EXERCISE BRIEF ▸ Your task is to reproduce the entries below word for word.

RECORDS SUPPLIED ▸
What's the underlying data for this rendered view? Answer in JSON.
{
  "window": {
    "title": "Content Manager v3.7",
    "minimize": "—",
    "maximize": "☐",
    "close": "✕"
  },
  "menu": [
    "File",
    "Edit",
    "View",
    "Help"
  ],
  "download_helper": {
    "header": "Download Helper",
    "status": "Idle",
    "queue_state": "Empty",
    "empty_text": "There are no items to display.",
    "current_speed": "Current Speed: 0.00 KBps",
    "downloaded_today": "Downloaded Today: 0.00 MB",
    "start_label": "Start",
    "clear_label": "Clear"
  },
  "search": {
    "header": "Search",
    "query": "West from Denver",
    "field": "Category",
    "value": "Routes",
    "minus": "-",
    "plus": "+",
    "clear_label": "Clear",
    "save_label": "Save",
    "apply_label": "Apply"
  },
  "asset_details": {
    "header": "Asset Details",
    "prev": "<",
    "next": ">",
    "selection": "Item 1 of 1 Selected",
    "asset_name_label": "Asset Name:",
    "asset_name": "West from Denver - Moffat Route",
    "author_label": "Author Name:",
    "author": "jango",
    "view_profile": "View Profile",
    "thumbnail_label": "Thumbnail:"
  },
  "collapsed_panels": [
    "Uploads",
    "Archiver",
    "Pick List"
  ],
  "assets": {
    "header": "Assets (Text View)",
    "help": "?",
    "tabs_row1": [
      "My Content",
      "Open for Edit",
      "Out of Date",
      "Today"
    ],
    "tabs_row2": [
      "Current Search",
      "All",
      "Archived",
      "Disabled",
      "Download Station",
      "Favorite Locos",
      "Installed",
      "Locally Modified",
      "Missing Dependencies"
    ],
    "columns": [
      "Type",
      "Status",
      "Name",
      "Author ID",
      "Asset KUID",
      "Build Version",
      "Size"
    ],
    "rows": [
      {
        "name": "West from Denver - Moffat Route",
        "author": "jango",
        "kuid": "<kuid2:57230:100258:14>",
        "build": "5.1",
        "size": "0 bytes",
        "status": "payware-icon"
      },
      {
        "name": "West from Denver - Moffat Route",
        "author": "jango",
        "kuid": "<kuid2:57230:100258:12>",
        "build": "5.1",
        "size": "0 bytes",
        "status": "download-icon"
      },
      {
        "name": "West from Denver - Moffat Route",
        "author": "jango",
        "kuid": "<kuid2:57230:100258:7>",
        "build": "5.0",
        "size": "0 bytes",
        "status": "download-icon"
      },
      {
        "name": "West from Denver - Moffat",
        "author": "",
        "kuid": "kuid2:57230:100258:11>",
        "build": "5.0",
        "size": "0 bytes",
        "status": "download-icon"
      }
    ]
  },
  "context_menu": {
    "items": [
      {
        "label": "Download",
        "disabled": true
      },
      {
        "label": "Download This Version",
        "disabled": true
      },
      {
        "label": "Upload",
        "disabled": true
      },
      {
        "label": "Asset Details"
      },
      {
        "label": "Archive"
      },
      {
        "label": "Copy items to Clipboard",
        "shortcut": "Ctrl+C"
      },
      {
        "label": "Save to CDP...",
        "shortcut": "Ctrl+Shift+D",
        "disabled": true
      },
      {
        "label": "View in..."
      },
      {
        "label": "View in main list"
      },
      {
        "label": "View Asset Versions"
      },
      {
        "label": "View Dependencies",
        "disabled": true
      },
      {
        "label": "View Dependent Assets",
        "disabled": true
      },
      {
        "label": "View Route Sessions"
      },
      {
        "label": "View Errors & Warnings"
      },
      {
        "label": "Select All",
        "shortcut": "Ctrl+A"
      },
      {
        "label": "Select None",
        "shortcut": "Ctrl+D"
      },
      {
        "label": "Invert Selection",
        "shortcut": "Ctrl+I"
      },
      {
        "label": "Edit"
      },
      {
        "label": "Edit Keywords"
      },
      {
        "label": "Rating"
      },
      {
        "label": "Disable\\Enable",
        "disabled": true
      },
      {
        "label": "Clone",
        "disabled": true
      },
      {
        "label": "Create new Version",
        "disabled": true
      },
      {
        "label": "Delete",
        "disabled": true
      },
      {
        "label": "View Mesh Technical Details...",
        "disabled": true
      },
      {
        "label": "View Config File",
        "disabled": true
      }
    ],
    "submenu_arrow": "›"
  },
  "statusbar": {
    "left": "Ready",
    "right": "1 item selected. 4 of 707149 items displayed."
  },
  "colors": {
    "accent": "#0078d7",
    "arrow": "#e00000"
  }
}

SOLUTION TO THIS TASK ▸
What's the underlying data for this rendered view? Answer in JSON.
{
  "window": {
    "title": "Content Manager v3.7",
    "minimize": "—",
    "maximize": "☐",
    "close": "✕"
  },
  "menu": [
    "File",
    "Edit",
    "View",
    "Help"
  ],
  "download_helper": {
    "header": "Download Helper",
    "status": "Idle",
    "queue_state": "Empty",
    "empty_text": "There are no items to display.",
    "current_speed": "Current Speed: 0.00 KBps",
    "downloaded_today": "Downloaded Today: 0.00 MB",
    "start_label": "Start",
    "clear_label": "Clear"
  },
  "search": {
    "header": "Search",
    "query": "West from Denver",
    "field": "Category",
    "value": "Routes",
    "minus": "-",
    "plus": "+",
    "clear_label": "Clear",
    "save_label": "Save",
    "apply_label": "Apply"
  },
  "asset_details": {
    "header": "Asset Details",
    "prev": "<",
    "next": ">",
    "selection": "Item 1 of 1 Selected",
    "asset_name_label": "Asset Name:",
    "asset_name": "West from Denver - Moffat Route",
    "author_label": "Author Name:",
    "author": "jango",
    "view_profile": "View Profile",
    "thumbnail_label": "Thumbnail:"
  },
  "collapsed_panels": [
    "Uploads",
    "Archiver",
    "Pick List"
  ],
  "assets": {
    "header": "Assets (Text View)",
    "help": "?",
    "tabs_row1": [
      "My Content",
      "Open for Edit",
      "Out of Date",
      "Today"
    ],
    "tabs_row2": [
      "Current Search",
      "All",
      "Archived",
      "Disabled",
      "Download Station",
      "Favorite Locos",
      "Installed",
      "Locally Modified",
      "Missing Dependencies"
    ],
    "columns": [
      "Type",
      "Status",
      "Name",
      "Author ID",
      "Asset KUID",
      "Build Version",
      "Size"
    ],
    "rows": [
      {
        "name": "West from Denver - Moffat Route",
        "author": "jango",
        "kuid": "<kuid2:57230:100258:14>",
        "build": "5.1",
        "size": "0 bytes",
        "status": "payware-icon"
      },
      {
        "name": "West from Denver - Moffat Route",
        "author": "jango",
        "kuid": "<kuid2:57230:100258:12>",
        "build": "5.1",
        "size": "0 bytes",
        "status": "download-icon"
      },
      {
        "name": "West from Denver - Moffat Route",
        "author": "jango",
        "kuid": "<kuid2:57230:100258:7>",
        "build": "5.0",
        "size": "0 bytes",
        "status": "download-icon"
      },
      {
        "name": "West from Denver - Moffat",
        "author": "",
        "kuid": "kuid2:57230:100258:11>",
        "build": "5.0",
        "size": "0 bytes",
        "status": "download-icon"
      }
    ]
  },
  "context_menu": {
    "items": [
      {
        "label": "Download",
        "disabled": true
      },
      {
        "label": "Download This Version",
        "disabled": true
      },
      {
        "label": "Upload",
        "disabled": true
      },
      {
        "label": "Asset Details"
      },
      {
        "label": "Archive"
      },
      {
        "label": "Copy items to Clipboard",
        "shortcut": "Ctrl+C"
      },
      {
        "label": "Save to CDP...",
        "shortcut": "Ctrl+Shift+D",
        "disabled": true
      },
      {
        "label": "View in..."
      },
      {
        "label": "View in main list"
      },
      {
        "label": "View Asset Versions"
      },
      {
        "label": "View Dependencies",
        "disabled": true
      },
      {
        "label": "View Dependent Assets",
        "disabled": true
      },
      {
        "label": "View Route Sessions"
      },
      {
        "label": "View Errors & Warnings"
      },
      {
        "label": "Select All",
        "shortcut": "Ctrl+A"
      },
      {
        "label": "Select None",
        "shortcut": "Ctrl+D"
      },
      {
        "label": "Invert Selection",
        "shortcut": "Ctrl+I"
      },
      {
        "label": "Edit"
      },
      {
        "label": "Edit Keywords"
      },
      {
        "label": "Rating"
      },
      {
        "label": "Disable\\Enable",
        "disabled": true
      },
      {
        "label": "Clone",
        "disabled": true
      },
      {
        "label": "Create new Version",
        "disabled": true
      },
      {
        "label": "Delete",
        "disabled": true
      },
      {
        "label": "View Mesh Technical Details...",
        "disabled": true
      },
      {
        "label": "View Config File",
        "disabled": true
      }
    ],
    "submenu_arrow": "›"
  },
  "statusbar": {
    "left": "Ready",
    "right": "1 item selected. 4 of 707149 items displayed."
  },
  "colors": {
    "accent": "#0078d7",
    "arrow": "#e00000"
  }
}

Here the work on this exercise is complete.